Exercise requirements:
Find how many lines contain the word "true" and state that number alone.

Extracted entries:
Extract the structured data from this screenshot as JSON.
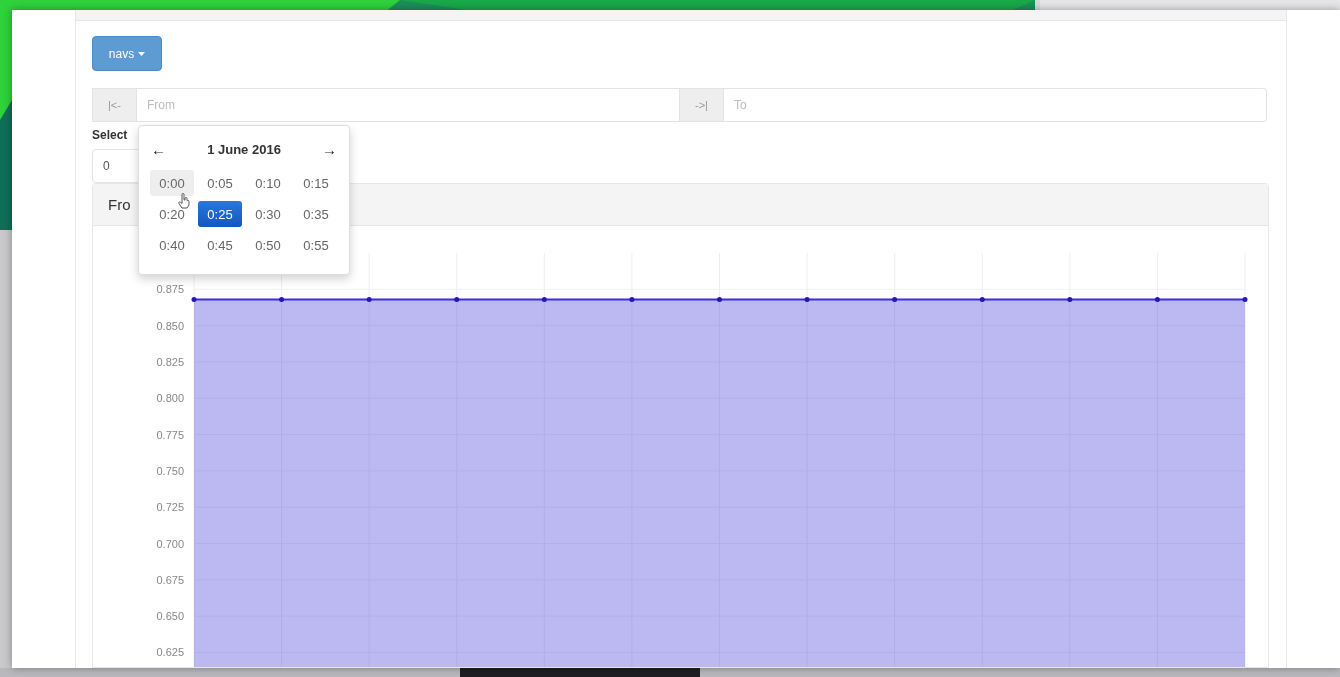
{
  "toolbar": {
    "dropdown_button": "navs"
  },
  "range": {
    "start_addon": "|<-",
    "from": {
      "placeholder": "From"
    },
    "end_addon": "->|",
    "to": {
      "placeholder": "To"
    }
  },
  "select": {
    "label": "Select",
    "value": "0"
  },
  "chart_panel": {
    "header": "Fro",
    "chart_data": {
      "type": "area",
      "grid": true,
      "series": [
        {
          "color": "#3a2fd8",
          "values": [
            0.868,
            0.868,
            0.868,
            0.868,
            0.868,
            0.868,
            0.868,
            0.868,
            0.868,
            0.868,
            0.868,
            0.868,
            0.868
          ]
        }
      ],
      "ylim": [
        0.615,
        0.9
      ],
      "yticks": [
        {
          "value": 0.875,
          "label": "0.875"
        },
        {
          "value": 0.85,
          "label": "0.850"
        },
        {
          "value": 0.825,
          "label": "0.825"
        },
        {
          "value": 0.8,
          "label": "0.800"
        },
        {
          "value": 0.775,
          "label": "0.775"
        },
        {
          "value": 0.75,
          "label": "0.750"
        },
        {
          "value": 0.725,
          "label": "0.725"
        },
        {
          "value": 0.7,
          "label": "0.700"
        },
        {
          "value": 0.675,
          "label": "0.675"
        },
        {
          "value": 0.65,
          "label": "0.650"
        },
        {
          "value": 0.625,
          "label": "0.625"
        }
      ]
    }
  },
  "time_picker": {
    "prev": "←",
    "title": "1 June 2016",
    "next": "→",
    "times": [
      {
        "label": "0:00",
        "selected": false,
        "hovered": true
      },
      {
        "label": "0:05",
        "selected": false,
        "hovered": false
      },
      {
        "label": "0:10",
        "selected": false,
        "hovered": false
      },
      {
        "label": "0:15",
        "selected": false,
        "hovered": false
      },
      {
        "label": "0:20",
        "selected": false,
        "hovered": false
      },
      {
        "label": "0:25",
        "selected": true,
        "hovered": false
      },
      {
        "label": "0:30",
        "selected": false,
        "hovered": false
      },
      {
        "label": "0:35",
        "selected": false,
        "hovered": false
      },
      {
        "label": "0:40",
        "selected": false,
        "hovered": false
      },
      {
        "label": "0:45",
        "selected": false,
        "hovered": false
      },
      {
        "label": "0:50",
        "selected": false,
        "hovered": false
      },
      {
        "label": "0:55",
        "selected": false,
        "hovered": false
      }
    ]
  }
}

Completed task:
3